=== WHAT TO WORK ON ===
In the entries below, count every line with the word "JSON". Return only the count.

=== Records excerpted from a collection ===

———

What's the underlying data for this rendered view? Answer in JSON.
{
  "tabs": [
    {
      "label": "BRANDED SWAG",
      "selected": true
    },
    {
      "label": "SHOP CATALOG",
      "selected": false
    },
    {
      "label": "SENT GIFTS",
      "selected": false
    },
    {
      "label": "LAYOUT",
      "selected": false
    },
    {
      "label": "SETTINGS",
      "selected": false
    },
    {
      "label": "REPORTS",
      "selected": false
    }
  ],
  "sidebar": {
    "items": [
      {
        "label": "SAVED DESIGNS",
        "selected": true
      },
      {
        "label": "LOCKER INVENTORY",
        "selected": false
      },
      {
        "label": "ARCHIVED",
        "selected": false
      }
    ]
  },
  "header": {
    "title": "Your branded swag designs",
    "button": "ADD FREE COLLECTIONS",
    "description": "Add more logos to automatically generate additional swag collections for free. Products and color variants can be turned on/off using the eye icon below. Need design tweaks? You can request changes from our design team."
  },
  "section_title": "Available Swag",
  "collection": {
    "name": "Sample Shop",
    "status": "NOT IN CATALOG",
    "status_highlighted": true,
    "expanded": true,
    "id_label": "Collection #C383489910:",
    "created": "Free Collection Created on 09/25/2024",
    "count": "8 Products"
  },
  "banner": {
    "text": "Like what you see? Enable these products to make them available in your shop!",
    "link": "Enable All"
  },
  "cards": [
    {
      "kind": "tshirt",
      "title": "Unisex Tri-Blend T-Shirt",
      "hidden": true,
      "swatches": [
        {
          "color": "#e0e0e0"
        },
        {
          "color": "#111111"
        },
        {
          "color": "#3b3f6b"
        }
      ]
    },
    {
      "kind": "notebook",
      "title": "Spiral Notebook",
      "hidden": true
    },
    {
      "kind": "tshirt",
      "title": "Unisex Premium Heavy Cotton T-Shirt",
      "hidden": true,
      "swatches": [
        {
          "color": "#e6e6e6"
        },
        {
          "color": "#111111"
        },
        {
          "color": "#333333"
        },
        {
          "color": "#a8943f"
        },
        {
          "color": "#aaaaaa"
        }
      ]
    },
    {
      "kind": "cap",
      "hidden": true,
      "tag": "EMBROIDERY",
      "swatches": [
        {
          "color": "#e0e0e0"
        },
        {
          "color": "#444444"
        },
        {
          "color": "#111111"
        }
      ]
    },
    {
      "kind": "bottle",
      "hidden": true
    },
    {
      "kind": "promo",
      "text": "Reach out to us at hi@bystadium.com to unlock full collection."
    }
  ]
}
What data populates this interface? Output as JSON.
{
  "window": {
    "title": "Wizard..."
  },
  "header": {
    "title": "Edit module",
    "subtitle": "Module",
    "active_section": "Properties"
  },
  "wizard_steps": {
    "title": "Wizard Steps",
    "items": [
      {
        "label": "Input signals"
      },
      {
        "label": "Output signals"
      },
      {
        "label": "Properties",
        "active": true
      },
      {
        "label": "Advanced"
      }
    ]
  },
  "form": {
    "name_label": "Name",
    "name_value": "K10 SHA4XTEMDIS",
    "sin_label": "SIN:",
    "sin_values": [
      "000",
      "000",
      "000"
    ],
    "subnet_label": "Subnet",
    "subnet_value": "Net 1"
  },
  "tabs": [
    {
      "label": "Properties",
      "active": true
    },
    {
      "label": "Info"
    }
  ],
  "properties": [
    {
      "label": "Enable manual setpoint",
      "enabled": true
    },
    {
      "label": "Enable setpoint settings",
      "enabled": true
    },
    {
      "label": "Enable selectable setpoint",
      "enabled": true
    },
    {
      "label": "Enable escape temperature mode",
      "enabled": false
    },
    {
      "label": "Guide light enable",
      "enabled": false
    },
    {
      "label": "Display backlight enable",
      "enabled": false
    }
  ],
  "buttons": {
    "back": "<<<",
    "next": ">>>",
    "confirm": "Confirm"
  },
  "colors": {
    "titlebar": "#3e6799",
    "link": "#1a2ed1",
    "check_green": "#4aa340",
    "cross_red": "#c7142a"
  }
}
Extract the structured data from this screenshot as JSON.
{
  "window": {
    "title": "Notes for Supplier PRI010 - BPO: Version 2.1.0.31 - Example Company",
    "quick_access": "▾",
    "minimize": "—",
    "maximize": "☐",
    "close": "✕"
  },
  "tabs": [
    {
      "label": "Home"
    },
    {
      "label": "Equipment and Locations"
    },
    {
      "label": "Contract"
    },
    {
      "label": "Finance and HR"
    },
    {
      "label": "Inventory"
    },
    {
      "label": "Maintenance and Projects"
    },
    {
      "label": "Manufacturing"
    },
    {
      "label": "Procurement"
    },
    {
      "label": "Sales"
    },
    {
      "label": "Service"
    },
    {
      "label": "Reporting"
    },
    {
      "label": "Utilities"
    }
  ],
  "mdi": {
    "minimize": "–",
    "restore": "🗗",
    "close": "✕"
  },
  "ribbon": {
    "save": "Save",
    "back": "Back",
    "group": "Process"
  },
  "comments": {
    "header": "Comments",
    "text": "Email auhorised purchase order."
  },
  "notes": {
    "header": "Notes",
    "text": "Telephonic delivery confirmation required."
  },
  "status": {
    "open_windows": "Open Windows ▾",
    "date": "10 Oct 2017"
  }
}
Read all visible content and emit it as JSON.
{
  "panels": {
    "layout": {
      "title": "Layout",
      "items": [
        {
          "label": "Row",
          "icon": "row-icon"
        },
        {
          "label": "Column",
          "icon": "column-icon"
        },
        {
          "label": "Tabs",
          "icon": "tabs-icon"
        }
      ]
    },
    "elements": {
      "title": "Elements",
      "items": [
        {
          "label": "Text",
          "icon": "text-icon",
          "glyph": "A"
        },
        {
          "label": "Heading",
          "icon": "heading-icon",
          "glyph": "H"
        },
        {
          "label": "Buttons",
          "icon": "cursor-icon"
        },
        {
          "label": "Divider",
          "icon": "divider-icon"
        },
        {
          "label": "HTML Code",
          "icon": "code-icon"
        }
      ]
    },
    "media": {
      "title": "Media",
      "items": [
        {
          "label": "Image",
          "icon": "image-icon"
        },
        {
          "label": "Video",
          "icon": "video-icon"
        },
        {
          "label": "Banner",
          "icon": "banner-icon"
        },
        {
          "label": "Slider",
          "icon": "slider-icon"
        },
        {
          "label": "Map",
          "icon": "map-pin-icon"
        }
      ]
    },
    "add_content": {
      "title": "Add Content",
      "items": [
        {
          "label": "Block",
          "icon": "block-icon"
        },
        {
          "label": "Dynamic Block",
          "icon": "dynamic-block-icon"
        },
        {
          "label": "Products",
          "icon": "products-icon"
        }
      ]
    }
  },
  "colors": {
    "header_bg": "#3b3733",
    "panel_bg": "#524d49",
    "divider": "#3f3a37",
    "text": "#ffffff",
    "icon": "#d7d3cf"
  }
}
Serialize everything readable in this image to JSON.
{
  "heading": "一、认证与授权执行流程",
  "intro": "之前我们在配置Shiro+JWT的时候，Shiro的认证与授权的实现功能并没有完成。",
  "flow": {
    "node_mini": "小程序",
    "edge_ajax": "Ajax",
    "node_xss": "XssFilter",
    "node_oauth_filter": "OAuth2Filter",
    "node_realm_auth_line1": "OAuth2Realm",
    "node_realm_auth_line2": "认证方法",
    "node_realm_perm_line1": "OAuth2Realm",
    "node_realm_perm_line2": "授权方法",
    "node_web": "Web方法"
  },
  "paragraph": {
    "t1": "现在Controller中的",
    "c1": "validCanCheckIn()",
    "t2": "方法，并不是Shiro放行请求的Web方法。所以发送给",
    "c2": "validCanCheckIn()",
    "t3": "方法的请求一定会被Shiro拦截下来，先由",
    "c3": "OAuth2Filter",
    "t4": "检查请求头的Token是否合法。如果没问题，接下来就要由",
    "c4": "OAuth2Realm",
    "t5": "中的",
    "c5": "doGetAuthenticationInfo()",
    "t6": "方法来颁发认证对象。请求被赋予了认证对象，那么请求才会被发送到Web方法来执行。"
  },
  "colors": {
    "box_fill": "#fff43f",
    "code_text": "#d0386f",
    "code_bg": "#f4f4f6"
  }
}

———

=== RESPONSE TO THIS EXERCISE ===
5